Rice University bioengineers have developed a new method to improve the sensitivity of released markers of activity (RMAs), which are small proteins produced by targeted brain cells that can be measured in the bloodstream. This advancement could enhance the ability to monitor gene activity in the brain and other organs with greater precision.
The research, published in Proceedings of the National Academy of Sciences, describes an erasable marker system. The team engineered RMAs so they can be cleaved inside the bloodstream by a specific enzyme. When this enzyme is introduced, it cuts apart the RMAs, effectively erasing previous signals and allowing for a new measurement.
"The key advance here is a new way of thinking about serum markers ⎯ that we can modify them inside the bloodstream when we need to," said Jerzy Szablowski, assistant professor of bioengineering at Rice and a corresponding author on the study. "This broad concept has many potential applications, ranging from extending the marker's half-life to improve detectability, or erasing them to remove the background signal and improve temporal resolution. Currently, markers are usually extracted from the body and interpreted 'as-is,' which limits their usefulness."
In animal tests, researchers found that injecting the cleaving enzyme removed about 90% of background RMA signals within half an hour. This reset allowed detection of subtle changes in gene expression that were previously hidden. The process could also be repeated to measure how quickly markers reappear, providing more detailed information on gene activity over time.

================================

▸ Work instructions:
(1) Answer these questions from the RMA article.
(a) In which journal was the research published?
(b) What position does Jerzy Szablowski hold at Rice?
(c) In the animal tests, how much of the background RMA signal did the cleaving enzyme remove, and in what time?
(2) Set down the part of the RMA article between "Rice University bioengineers" and "a new measurement.", inclusive.
(3) Resume the RMA article, starting after its final sentence.
The rows have no connection to the RMA article.

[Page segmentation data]
================================

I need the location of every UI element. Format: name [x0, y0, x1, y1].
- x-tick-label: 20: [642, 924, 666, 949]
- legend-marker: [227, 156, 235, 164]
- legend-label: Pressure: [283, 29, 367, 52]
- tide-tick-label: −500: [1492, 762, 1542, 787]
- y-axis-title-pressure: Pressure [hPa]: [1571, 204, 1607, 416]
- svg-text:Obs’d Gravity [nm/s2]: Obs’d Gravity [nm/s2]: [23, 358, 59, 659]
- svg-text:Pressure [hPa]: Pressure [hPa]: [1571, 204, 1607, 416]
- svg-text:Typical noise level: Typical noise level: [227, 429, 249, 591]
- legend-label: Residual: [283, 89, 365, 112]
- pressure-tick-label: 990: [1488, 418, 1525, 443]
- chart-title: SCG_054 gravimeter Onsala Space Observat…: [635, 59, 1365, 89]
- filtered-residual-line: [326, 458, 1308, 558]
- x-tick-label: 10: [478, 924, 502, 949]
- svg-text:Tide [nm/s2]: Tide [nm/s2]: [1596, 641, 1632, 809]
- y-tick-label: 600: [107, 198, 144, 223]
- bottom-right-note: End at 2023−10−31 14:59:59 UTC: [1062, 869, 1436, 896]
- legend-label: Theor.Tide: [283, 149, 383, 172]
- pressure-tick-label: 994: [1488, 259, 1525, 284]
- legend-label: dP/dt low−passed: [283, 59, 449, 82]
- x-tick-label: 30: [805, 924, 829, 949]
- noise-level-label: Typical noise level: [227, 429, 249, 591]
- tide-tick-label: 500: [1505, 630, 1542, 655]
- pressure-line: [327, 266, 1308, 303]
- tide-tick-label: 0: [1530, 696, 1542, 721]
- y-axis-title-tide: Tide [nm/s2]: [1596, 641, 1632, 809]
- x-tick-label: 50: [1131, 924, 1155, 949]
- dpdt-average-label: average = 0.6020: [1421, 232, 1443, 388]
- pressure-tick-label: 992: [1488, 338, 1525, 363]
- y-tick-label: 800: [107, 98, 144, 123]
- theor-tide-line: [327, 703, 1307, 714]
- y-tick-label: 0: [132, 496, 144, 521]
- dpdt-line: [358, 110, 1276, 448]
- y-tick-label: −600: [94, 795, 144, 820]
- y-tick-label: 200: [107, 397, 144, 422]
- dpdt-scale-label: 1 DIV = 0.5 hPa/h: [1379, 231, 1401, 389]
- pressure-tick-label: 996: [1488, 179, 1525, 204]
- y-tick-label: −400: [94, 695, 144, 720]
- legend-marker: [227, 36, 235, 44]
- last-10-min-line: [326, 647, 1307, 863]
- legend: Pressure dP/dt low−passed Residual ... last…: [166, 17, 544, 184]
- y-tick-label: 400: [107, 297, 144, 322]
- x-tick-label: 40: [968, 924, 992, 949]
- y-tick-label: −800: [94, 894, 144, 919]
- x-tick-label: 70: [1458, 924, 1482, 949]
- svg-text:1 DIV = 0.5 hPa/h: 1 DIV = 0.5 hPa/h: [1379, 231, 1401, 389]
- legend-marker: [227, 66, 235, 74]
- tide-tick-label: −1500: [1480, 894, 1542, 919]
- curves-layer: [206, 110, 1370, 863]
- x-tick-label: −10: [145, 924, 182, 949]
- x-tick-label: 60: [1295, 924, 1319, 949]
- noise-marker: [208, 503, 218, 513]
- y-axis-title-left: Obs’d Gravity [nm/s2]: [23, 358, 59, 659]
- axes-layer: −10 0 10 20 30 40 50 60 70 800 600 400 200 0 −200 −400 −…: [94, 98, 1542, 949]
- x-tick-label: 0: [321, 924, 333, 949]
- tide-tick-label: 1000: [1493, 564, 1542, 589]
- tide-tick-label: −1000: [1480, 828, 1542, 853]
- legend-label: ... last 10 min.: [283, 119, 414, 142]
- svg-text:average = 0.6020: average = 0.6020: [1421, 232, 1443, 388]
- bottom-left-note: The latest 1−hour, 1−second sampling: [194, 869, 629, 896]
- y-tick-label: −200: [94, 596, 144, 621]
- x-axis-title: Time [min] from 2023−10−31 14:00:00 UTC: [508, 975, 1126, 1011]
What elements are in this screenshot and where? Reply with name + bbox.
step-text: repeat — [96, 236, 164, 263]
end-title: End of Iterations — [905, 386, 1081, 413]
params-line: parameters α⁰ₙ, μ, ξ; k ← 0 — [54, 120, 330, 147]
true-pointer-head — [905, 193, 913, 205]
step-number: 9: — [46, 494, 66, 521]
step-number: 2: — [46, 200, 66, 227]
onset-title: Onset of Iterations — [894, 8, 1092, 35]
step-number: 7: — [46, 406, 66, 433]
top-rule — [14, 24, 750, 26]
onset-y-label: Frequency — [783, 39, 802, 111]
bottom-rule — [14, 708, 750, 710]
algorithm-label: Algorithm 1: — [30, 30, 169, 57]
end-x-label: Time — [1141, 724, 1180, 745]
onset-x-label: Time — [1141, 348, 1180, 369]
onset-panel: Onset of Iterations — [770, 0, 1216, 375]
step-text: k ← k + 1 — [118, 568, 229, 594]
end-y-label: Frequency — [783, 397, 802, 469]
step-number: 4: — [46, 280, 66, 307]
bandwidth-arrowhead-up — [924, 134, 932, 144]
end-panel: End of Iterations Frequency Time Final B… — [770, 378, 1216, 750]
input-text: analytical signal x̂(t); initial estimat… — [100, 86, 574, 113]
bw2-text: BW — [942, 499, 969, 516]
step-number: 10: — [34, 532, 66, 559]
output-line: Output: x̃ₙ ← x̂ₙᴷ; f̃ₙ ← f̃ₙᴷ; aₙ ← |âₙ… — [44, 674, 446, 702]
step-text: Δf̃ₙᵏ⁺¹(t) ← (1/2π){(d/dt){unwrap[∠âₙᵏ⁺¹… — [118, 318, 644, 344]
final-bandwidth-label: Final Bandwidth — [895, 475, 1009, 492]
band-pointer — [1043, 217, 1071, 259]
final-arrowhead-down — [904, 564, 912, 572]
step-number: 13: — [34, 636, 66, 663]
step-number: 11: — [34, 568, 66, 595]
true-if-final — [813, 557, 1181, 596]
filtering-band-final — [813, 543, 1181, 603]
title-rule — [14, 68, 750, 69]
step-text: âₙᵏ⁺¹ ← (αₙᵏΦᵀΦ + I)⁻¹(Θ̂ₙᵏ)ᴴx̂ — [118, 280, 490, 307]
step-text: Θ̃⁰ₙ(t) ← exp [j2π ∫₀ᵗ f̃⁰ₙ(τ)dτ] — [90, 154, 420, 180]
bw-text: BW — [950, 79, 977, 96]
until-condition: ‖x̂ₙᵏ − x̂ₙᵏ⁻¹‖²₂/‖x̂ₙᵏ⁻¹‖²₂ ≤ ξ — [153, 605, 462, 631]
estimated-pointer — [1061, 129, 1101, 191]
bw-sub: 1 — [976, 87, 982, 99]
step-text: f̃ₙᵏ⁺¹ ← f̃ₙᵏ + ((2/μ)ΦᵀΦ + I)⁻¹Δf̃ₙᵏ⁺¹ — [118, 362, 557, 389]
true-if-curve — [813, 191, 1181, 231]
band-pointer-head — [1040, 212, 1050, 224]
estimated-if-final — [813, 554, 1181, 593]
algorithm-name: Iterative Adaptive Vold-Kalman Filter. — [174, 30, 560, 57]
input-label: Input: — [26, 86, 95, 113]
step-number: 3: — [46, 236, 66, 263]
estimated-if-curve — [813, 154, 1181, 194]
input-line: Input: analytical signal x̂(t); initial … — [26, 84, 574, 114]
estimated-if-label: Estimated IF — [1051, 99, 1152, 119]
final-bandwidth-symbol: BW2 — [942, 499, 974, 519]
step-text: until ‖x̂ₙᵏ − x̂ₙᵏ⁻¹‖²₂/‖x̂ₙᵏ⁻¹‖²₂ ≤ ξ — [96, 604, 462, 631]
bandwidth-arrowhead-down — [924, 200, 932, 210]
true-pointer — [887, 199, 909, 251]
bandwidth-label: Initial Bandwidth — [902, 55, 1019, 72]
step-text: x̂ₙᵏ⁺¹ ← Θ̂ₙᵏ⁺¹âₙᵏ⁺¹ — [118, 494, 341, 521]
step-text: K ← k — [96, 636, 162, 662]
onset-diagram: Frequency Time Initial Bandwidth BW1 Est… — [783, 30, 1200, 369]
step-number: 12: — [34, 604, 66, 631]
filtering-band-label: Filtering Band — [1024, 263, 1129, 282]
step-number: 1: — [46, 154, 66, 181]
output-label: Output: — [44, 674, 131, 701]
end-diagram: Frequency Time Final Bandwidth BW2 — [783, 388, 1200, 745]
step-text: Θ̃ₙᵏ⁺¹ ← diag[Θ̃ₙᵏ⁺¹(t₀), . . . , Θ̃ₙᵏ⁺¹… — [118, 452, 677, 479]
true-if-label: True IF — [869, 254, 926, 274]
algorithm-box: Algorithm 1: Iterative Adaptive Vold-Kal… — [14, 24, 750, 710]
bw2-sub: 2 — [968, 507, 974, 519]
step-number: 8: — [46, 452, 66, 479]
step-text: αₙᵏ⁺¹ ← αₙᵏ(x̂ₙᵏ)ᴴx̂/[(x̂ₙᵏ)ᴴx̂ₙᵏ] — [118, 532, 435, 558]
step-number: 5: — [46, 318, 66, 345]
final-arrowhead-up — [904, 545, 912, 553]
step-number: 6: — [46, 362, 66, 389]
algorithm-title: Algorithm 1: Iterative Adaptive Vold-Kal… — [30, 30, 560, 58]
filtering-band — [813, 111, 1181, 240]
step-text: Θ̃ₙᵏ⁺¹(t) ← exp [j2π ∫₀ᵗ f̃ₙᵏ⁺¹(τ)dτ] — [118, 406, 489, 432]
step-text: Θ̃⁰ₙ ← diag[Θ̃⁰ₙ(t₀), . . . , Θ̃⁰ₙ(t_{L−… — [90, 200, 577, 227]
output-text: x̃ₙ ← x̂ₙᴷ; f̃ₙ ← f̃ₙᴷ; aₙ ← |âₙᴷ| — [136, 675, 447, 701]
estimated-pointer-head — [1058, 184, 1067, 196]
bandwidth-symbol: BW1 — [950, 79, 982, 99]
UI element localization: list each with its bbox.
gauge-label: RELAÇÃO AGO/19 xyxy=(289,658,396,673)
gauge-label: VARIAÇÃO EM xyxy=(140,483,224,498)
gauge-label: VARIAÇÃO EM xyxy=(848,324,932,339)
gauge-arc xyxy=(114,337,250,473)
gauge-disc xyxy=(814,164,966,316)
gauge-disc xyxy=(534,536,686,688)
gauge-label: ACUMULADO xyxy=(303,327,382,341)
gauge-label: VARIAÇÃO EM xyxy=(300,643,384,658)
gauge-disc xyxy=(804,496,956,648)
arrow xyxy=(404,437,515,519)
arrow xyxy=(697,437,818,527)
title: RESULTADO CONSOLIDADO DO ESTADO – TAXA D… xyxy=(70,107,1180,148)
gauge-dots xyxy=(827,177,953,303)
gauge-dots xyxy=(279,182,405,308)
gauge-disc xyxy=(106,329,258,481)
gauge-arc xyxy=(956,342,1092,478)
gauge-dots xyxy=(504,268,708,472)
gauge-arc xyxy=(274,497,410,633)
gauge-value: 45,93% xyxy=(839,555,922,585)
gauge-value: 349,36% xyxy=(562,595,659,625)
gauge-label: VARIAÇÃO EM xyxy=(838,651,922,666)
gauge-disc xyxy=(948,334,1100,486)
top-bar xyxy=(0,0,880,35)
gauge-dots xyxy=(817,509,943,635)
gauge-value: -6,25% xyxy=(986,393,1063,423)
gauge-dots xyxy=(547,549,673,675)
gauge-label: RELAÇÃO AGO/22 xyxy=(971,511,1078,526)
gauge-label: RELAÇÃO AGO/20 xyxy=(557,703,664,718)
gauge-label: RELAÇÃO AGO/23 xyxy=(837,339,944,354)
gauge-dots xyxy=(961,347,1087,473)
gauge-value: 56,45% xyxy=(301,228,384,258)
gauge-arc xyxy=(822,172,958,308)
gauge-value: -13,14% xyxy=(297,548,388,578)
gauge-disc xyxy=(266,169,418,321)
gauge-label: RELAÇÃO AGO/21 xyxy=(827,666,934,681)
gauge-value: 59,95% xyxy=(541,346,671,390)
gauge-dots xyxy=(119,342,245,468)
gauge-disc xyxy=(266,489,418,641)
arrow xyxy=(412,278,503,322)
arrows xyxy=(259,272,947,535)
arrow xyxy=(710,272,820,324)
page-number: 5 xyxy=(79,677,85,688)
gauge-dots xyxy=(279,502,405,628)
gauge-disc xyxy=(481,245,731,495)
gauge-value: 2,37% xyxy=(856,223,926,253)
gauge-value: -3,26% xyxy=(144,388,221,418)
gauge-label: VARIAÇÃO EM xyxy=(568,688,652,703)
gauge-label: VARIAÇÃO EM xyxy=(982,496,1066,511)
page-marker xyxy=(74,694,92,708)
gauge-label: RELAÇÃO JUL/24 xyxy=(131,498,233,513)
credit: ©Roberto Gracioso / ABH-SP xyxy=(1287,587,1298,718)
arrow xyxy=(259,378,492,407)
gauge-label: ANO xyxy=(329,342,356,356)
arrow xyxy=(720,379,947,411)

================================

▸ Answer list:
(1)
(a) Proceedings of the National Academy of Sciences.
(b) Assistant professor of bioengineering.
(c) About 90%, within half an hour.

(2)
Rice University bioengineers have developed a new method to improve the sensitivity of released markers of activity (RMAs), which are small proteins produced by targeted brain cells that can be measured in the bloodstream. This advancement could enhance the ability to monitor gene activity in the brain and other organs with greater precision.
The research, published in Proceedings of the National Academy of Sciences, describes an erasable marker system. The team engineered RMAs so they can be cleaved inside the bloodstream by a specific enzyme. When this enzyme is introduced, it cuts apart the RMAs, effectively erasing previous signals and allowing for a new measurement.

(3)
"We introduced a modification where the RMAs were made sensitive to a targeted protease ⎯ an enzyme that can cleave them in half," said Shirin Nouraein, a graduate student in Rice's Systems, Synthetic and Physical Biology program who is a first author on the study. "Using this enzyme, we separated the domain that provides signal from the domain that makes it last a long time in blood, making the background signal decay within minutes. We found a significant elevation in signal changes when we used these markers to track the dynamics of gene expression in the brain."
The researchers suggest this approach may have broader medical applications beyond neurology. By editing markers inside the body, their properties could be adjusted for various diagnostic purposes such as detecting tumors or lung disease through urine tests.
This project reflects Rice University's focus on brain research and aligns with its recently established Brain Institute’s mission to develop technologies for understanding and treating brain disorders.
Funding for this research was provided by grants from both the National Institutes of Health and National Science Foundation. The authors note that their findings represent their own work and not necessarily those of their funding organizations.